» **Exercise task**:
Could you print every record below exactly as it appears?

Stored entries:
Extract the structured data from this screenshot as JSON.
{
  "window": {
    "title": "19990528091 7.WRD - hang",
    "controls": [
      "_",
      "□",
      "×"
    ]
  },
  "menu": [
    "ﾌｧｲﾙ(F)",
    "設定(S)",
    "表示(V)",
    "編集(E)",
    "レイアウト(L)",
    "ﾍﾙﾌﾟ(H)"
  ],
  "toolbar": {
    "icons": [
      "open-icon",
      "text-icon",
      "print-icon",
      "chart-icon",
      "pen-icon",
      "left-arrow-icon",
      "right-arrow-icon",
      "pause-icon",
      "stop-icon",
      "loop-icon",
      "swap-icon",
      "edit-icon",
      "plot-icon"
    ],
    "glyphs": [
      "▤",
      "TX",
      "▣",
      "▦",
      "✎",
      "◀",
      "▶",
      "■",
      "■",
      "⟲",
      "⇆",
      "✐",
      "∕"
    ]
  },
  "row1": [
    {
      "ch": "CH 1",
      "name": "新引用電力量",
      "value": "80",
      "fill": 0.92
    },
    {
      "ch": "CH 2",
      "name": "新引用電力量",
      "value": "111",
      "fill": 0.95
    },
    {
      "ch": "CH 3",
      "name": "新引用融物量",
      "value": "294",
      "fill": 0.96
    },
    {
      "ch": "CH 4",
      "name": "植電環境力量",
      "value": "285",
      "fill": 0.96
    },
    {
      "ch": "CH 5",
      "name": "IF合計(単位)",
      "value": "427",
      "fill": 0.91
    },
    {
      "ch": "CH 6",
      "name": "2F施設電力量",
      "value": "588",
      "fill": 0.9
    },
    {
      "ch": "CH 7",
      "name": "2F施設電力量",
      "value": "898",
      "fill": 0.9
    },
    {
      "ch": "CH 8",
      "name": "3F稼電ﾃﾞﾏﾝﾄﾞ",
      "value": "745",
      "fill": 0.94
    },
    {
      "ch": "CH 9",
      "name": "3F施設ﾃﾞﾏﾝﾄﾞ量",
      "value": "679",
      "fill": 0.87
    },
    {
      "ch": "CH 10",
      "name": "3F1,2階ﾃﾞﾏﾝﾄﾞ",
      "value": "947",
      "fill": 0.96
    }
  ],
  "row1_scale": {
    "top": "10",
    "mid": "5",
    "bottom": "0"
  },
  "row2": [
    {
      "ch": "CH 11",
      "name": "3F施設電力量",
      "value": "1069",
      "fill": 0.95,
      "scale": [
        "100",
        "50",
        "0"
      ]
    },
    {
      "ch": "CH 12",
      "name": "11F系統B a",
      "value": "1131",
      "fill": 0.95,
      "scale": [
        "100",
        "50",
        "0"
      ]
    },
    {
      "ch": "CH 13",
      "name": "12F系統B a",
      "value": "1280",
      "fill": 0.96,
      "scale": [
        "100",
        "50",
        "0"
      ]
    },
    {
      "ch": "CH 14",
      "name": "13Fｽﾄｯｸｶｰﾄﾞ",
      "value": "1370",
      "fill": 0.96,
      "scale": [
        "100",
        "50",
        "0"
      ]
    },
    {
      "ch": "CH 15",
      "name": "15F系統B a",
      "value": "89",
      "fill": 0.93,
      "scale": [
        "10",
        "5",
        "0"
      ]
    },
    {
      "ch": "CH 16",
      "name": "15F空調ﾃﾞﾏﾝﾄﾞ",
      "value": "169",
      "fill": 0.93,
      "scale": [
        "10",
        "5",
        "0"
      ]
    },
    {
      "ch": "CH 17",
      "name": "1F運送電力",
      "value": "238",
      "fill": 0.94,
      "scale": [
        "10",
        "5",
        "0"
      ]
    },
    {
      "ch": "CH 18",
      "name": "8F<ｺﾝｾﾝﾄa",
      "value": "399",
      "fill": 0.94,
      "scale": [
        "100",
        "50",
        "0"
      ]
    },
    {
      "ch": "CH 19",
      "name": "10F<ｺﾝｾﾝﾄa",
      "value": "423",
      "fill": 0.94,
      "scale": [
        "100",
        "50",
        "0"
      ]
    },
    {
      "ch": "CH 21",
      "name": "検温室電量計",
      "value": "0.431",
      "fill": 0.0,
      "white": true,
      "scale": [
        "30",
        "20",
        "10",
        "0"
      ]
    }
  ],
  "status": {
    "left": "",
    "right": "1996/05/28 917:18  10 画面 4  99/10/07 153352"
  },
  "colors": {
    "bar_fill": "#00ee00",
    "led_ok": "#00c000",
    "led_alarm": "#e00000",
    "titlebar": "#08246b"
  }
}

» **Task output**:
Extract the structured data from this screenshot as JSON.
{
  "window": {
    "title": "19990528091 7.WRD - hang",
    "controls": [
      "_",
      "□",
      "×"
    ]
  },
  "menu": [
    "ﾌｧｲﾙ(F)",
    "設定(S)",
    "表示(V)",
    "編集(E)",
    "レイアウト(L)",
    "ﾍﾙﾌﾟ(H)"
  ],
  "toolbar": {
    "icons": [
      "open-icon",
      "text-icon",
      "print-icon",
      "chart-icon",
      "pen-icon",
      "left-arrow-icon",
      "right-arrow-icon",
      "pause-icon",
      "stop-icon",
      "loop-icon",
      "swap-icon",
      "edit-icon",
      "plot-icon"
    ],
    "glyphs": [
      "▤",
      "TX",
      "▣",
      "▦",
      "✎",
      "◀",
      "▶",
      "■",
      "■",
      "⟲",
      "⇆",
      "✐",
      "∕"
    ]
  },
  "row1": [
    {
      "ch": "CH 1",
      "name": "新引用電力量",
      "value": "80",
      "fill": 0.92
    },
    {
      "ch": "CH 2",
      "name": "新引用電力量",
      "value": "111",
      "fill": 0.95
    },
    {
      "ch": "CH 3",
      "name": "新引用融物量",
      "value": "294",
      "fill": 0.96
    },
    {
      "ch": "CH 4",
      "name": "植電環境力量",
      "value": "285",
      "fill": 0.96
    },
    {
      "ch": "CH 5",
      "name": "IF合計(単位)",
      "value": "427",
      "fill": 0.91
    },
    {
      "ch": "CH 6",
      "name": "2F施設電力量",
      "value": "588",
      "fill": 0.9
    },
    {
      "ch": "CH 7",
      "name": "2F施設電力量",
      "value": "898",
      "fill": 0.9
    },
    {
      "ch": "CH 8",
      "name": "3F稼電ﾃﾞﾏﾝﾄﾞ",
      "value": "745",
      "fill": 0.94
    },
    {
      "ch": "CH 9",
      "name": "3F施設ﾃﾞﾏﾝﾄﾞ量",
      "value": "679",
      "fill": 0.87
    },
    {
      "ch": "CH 10",
      "name": "3F1,2階ﾃﾞﾏﾝﾄﾞ",
      "value": "947",
      "fill": 0.96
    }
  ],
  "row1_scale": {
    "top": "10",
    "mid": "5",
    "bottom": "0"
  },
  "row2": [
    {
      "ch": "CH 11",
      "name": "3F施設電力量",
      "value": "1069",
      "fill": 0.95,
      "scale": [
        "100",
        "50",
        "0"
      ]
    },
    {
      "ch": "CH 12",
      "name": "11F系統B a",
      "value": "1131",
      "fill": 0.95,
      "scale": [
        "100",
        "50",
        "0"
      ]
    },
    {
      "ch": "CH 13",
      "name": "12F系統B a",
      "value": "1280",
      "fill": 0.96,
      "scale": [
        "100",
        "50",
        "0"
      ]
    },
    {
      "ch": "CH 14",
      "name": "13Fｽﾄｯｸｶｰﾄﾞ",
      "value": "1370",
      "fill": 0.96,
      "scale": [
        "100",
        "50",
        "0"
      ]
    },
    {
      "ch": "CH 15",
      "name": "15F系統B a",
      "value": "89",
      "fill": 0.93,
      "scale": [
        "10",
        "5",
        "0"
      ]
    },
    {
      "ch": "CH 16",
      "name": "15F空調ﾃﾞﾏﾝﾄﾞ",
      "value": "169",
      "fill": 0.93,
      "scale": [
        "10",
        "5",
        "0"
      ]
    },
    {
      "ch": "CH 17",
      "name": "1F運送電力",
      "value": "238",
      "fill": 0.94,
      "scale": [
        "10",
        "5",
        "0"
      ]
    },
    {
      "ch": "CH 18",
      "name": "8F<ｺﾝｾﾝﾄa",
      "value": "399",
      "fill": 0.94,
      "scale": [
        "100",
        "50",
        "0"
      ]
    },
    {
      "ch": "CH 19",
      "name": "10F<ｺﾝｾﾝﾄa",
      "value": "423",
      "fill": 0.94,
      "scale": [
        "100",
        "50",
        "0"
      ]
    },
    {
      "ch": "CH 21",
      "name": "検温室電量計",
      "value": "0.431",
      "fill": 0.0,
      "white": true,
      "scale": [
        "30",
        "20",
        "10",
        "0"
      ]
    }
  ],
  "status": {
    "left": "",
    "right": "1996/05/28 917:18  10 画面 4  99/10/07 153352"
  },
  "colors": {
    "bar_fill": "#00ee00",
    "led_ok": "#00c000",
    "led_alarm": "#e00000",
    "titlebar": "#08246b"
  }
}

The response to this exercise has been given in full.